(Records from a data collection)
::::::::::

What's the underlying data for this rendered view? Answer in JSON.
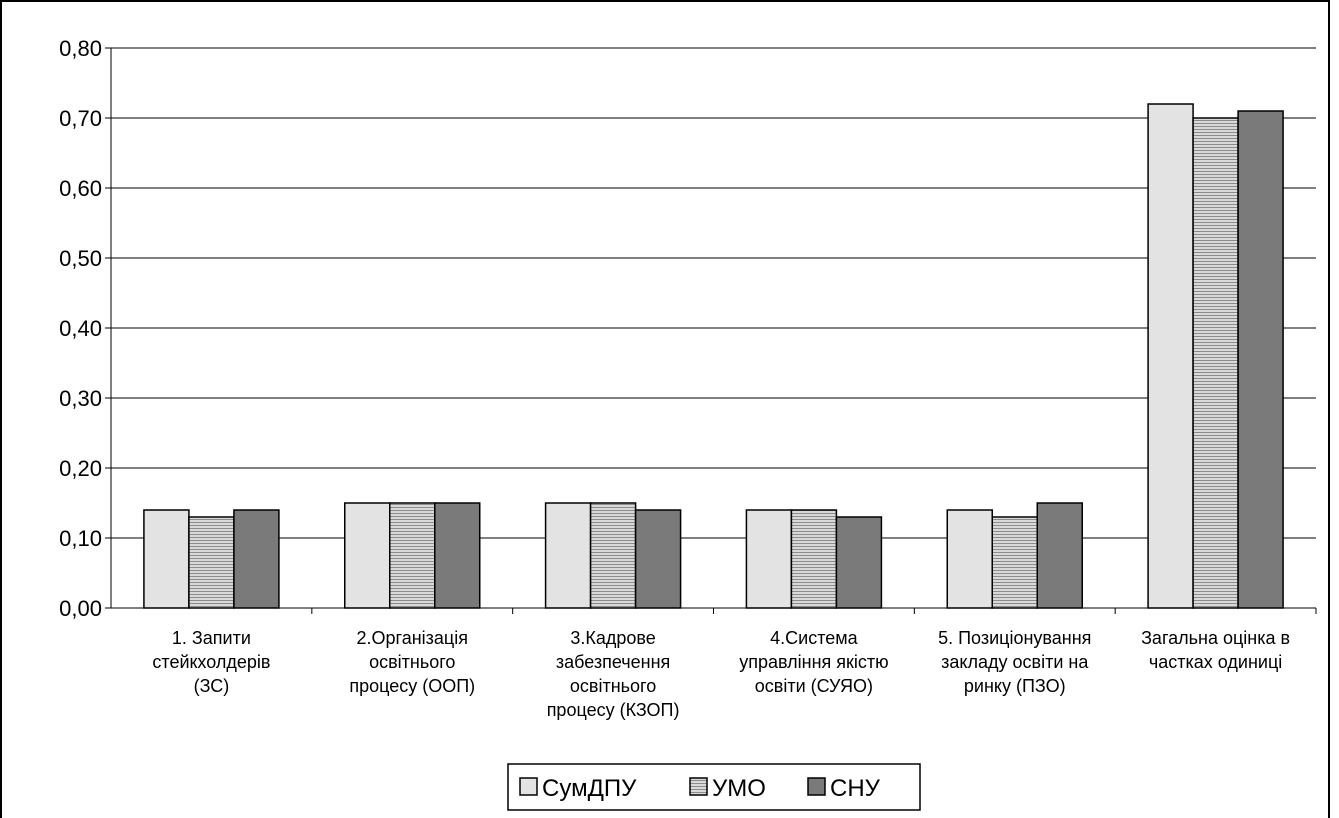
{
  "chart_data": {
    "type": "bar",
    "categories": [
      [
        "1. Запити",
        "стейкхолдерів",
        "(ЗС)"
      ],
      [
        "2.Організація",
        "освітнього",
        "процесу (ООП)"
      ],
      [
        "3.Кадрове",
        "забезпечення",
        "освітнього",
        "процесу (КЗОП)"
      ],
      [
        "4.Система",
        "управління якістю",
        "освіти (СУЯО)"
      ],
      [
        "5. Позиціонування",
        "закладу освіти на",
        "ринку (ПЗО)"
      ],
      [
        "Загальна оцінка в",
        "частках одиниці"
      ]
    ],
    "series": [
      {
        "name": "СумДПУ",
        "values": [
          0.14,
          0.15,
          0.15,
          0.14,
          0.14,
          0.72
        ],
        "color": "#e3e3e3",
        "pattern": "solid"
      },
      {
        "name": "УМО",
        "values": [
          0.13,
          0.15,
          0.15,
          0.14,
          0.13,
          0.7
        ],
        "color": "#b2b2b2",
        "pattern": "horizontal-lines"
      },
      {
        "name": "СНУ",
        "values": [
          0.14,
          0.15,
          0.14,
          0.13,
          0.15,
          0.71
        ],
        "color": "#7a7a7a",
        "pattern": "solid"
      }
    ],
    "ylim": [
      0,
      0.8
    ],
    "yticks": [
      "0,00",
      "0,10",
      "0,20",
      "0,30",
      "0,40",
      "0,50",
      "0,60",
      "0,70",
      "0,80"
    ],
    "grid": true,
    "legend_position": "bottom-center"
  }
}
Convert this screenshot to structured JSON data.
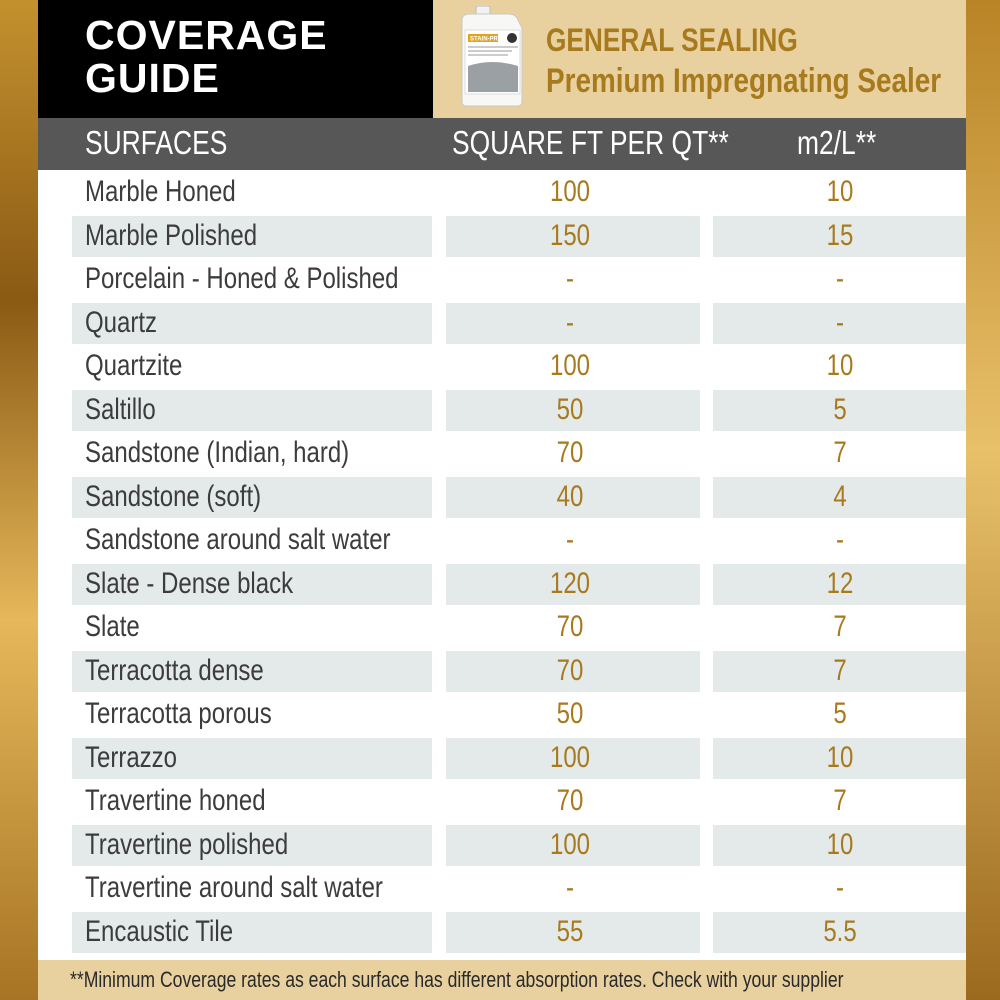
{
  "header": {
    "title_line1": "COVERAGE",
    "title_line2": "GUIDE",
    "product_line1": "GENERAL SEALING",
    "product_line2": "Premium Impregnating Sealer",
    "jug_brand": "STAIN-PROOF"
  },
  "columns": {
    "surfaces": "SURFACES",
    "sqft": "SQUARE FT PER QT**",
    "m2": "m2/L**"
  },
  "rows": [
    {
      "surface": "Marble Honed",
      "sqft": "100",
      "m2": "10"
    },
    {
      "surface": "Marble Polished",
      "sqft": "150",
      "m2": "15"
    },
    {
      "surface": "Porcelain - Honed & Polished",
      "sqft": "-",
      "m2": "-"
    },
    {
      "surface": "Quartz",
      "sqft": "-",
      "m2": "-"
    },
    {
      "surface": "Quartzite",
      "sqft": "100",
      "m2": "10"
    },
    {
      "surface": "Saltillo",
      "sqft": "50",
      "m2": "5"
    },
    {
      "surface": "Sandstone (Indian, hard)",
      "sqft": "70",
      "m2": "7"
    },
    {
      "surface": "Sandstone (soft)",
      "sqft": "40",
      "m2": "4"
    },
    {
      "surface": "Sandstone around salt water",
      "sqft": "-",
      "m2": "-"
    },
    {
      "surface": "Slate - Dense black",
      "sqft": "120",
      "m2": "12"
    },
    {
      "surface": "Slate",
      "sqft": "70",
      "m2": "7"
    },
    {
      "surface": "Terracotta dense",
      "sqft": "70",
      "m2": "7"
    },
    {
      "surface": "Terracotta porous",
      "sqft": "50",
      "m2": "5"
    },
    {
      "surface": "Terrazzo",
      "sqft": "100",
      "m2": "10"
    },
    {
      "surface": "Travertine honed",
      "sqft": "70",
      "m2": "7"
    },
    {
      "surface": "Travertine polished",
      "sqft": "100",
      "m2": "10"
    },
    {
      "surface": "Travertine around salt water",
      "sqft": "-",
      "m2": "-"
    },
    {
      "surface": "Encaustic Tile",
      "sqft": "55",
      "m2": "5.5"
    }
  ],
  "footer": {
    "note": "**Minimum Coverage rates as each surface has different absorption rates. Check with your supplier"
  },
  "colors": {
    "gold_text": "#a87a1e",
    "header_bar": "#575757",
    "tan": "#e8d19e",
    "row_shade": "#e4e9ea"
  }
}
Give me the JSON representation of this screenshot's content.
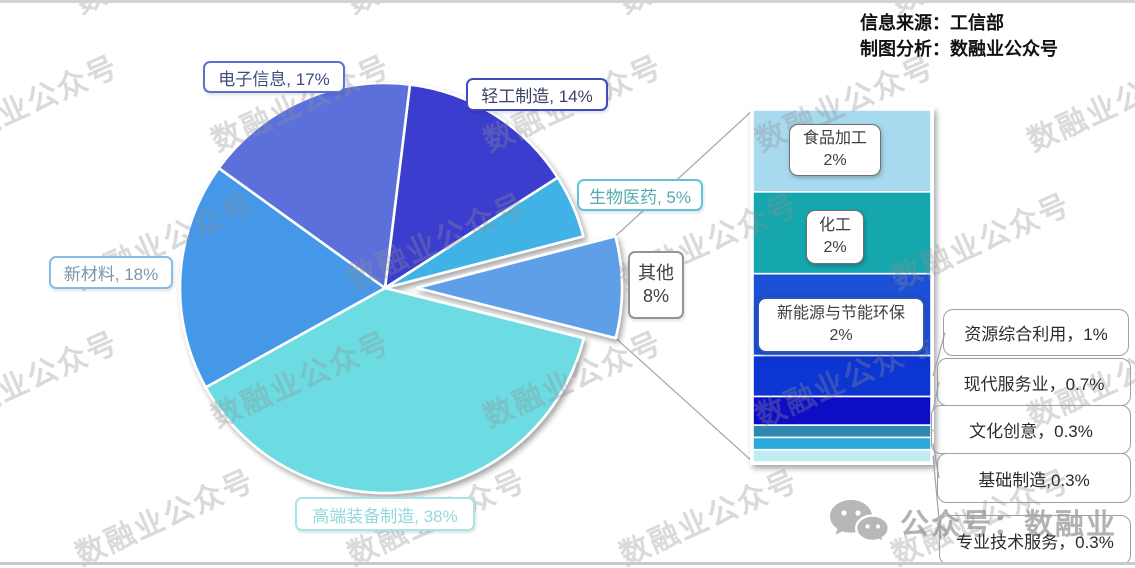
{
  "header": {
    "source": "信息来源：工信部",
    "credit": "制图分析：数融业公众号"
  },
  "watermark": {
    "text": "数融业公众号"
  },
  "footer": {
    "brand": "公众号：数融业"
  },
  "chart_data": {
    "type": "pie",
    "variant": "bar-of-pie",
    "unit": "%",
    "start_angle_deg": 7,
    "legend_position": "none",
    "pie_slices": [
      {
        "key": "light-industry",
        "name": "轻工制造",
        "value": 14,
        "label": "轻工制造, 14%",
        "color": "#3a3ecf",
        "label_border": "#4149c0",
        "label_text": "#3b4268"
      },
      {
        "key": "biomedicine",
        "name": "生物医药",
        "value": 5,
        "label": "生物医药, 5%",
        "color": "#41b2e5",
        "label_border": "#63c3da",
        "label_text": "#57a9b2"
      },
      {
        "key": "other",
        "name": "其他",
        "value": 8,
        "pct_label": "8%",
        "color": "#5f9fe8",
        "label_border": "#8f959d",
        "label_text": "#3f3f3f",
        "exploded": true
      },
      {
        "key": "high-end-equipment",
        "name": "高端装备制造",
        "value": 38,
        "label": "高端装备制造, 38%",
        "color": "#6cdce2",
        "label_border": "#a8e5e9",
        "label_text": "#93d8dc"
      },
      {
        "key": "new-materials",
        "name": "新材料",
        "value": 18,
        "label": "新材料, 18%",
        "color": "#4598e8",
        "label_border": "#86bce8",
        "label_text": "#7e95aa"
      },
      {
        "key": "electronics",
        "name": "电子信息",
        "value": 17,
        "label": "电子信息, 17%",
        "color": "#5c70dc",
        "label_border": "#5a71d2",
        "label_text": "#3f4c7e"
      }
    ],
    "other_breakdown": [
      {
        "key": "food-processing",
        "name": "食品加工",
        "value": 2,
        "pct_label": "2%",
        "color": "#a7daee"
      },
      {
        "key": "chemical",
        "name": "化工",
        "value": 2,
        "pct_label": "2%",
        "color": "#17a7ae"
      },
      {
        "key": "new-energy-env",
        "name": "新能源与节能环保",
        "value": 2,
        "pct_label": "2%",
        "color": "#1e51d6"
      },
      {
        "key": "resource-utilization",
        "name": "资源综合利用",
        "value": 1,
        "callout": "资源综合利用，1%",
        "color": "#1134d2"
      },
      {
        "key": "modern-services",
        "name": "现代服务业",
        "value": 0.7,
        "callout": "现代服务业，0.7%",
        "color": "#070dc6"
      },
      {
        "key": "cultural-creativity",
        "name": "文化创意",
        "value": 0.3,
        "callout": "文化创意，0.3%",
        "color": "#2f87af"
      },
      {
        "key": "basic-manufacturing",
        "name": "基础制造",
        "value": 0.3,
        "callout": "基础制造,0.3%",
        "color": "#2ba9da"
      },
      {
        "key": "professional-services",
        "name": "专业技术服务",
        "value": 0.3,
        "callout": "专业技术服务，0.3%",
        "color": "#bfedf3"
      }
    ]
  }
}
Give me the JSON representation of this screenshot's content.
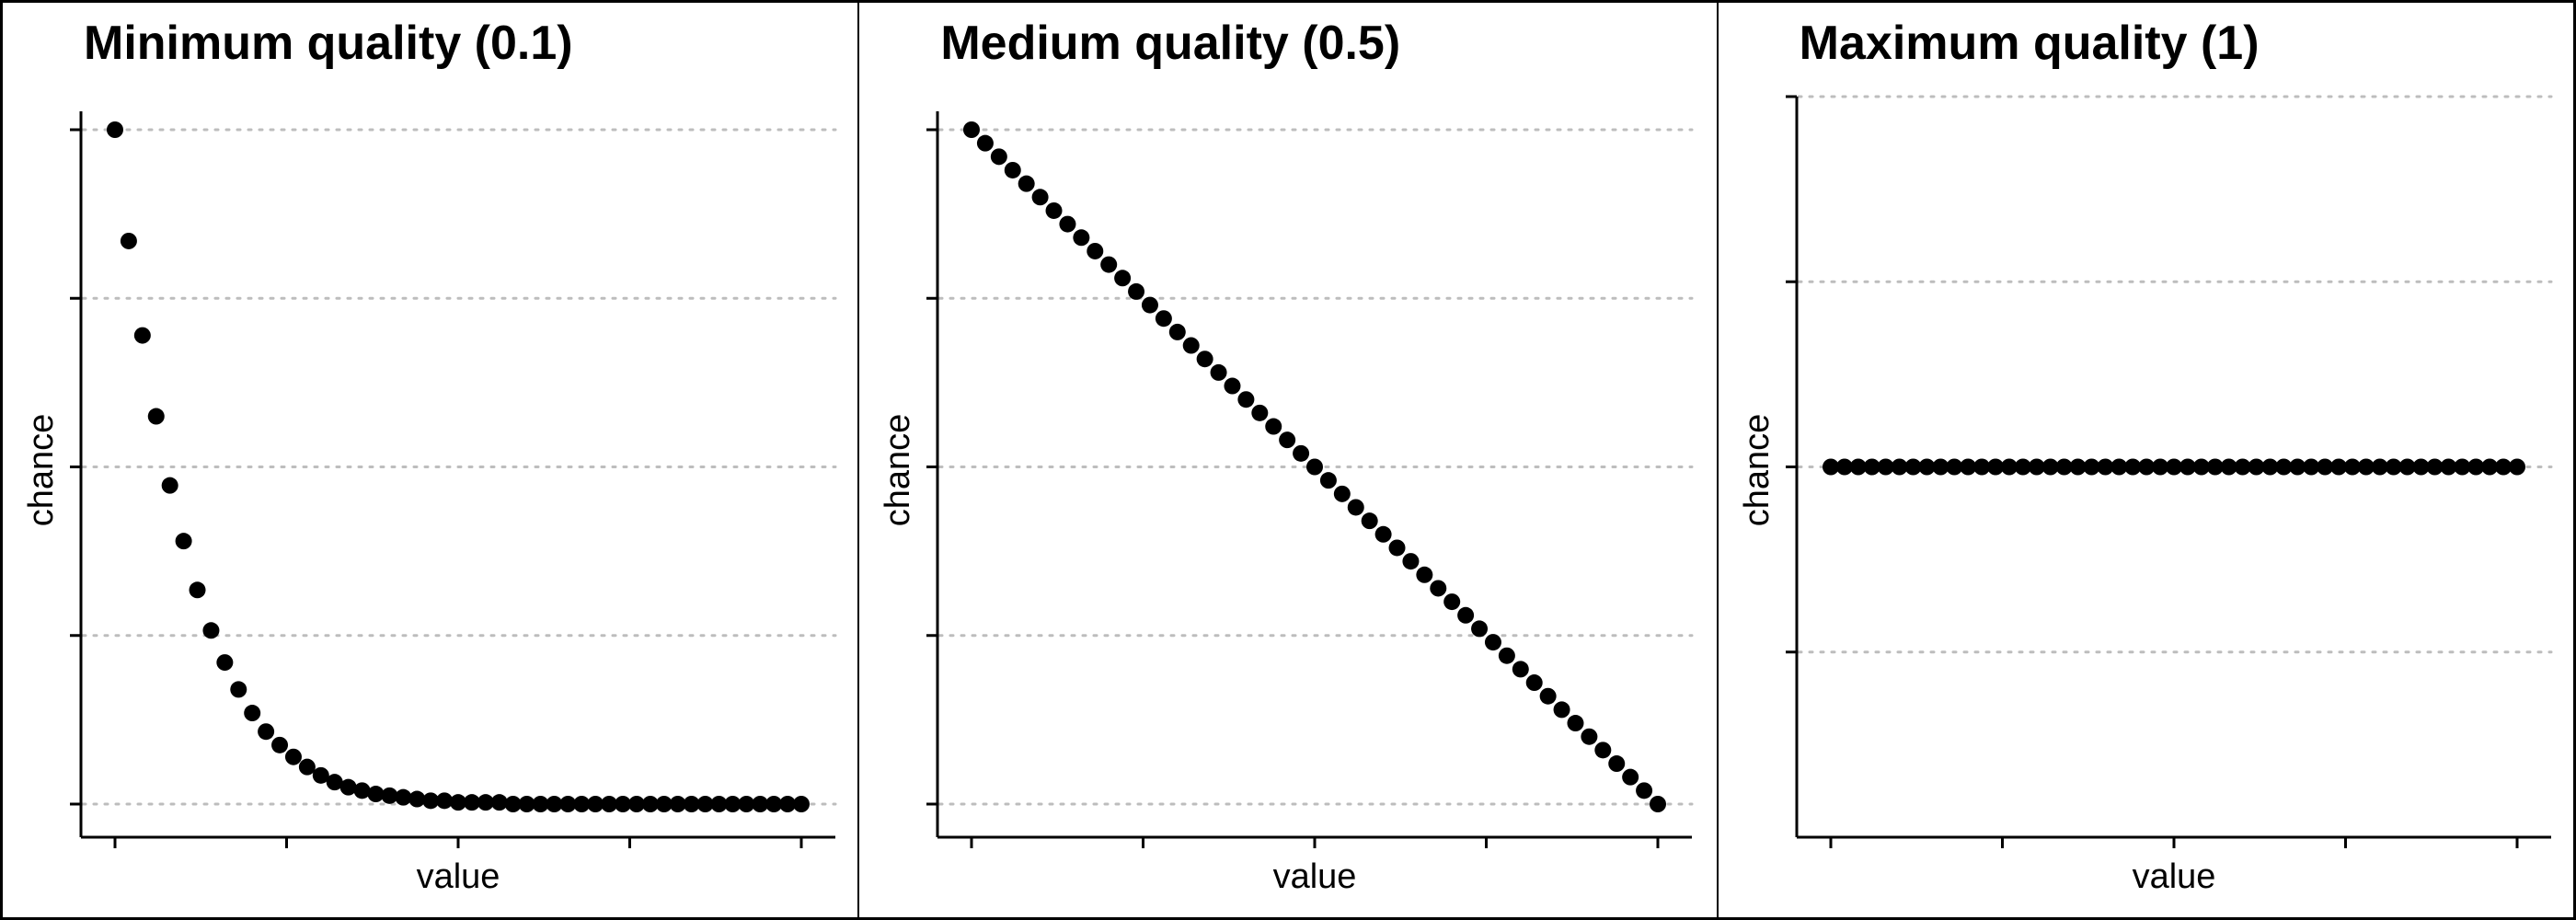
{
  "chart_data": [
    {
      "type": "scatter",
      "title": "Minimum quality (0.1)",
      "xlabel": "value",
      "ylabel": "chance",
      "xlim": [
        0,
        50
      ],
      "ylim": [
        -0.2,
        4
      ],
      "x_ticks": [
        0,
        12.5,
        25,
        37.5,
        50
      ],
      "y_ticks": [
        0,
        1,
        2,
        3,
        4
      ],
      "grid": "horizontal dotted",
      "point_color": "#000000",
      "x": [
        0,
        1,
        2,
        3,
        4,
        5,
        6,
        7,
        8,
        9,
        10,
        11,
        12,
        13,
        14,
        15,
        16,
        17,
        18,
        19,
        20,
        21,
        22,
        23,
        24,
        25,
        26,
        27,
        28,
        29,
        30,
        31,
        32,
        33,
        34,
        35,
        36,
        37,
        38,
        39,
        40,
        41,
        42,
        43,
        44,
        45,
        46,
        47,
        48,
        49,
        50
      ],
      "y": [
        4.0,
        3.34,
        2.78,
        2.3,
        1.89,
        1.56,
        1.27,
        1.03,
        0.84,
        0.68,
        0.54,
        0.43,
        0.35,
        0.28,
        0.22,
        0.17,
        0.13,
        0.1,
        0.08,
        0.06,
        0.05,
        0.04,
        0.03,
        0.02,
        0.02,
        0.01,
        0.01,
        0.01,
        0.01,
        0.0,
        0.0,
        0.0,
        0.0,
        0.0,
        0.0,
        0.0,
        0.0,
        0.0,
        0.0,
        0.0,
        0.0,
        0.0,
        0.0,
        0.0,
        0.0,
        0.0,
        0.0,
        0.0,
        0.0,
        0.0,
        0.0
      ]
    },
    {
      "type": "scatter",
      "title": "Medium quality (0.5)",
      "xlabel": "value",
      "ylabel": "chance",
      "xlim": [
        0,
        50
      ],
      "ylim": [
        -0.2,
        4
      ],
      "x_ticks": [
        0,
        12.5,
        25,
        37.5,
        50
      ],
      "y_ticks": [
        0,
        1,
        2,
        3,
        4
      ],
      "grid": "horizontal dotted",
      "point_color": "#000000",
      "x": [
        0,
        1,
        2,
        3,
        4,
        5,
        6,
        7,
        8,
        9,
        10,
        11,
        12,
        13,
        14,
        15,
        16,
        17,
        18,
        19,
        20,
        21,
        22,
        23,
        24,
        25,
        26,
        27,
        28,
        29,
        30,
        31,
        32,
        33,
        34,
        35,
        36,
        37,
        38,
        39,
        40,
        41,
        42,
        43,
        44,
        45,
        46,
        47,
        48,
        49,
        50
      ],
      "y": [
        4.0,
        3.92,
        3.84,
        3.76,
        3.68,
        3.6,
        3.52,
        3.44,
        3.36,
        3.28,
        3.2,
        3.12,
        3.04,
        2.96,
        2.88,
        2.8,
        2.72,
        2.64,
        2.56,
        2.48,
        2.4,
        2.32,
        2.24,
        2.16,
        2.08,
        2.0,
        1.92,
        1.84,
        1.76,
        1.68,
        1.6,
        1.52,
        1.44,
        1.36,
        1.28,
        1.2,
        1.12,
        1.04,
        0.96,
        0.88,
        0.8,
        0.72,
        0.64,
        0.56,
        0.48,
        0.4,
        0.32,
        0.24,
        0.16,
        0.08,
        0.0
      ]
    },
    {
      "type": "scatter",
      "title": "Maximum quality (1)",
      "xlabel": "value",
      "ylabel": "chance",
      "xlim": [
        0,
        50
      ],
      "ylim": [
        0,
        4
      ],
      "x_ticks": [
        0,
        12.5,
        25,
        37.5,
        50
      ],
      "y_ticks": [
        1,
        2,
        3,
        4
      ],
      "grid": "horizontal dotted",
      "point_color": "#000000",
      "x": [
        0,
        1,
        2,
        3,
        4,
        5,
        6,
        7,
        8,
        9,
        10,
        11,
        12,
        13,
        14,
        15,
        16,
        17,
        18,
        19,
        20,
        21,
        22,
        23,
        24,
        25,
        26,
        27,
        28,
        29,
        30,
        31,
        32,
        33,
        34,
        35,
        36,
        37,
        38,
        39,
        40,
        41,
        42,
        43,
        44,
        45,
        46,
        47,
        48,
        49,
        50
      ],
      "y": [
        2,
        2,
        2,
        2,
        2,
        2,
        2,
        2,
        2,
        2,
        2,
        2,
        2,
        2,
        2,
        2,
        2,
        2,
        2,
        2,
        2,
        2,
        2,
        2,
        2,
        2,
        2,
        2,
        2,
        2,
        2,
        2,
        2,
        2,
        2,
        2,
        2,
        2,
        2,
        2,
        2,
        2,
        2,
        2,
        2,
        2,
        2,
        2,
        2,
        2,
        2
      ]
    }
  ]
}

::::::::::

BRIEF: Identify the lines of the entries containing the string "callout". Copy each such line.

RESULT OF THIS EXERCISE:
        "callout": "资源综合利用，1%",
        "callout": "现代服务业，0.7%",
        "callout": "文化创意，0.3%",
        "callout": "基础制造,0.3%",
        "callout": "专业技术服务，0.3%",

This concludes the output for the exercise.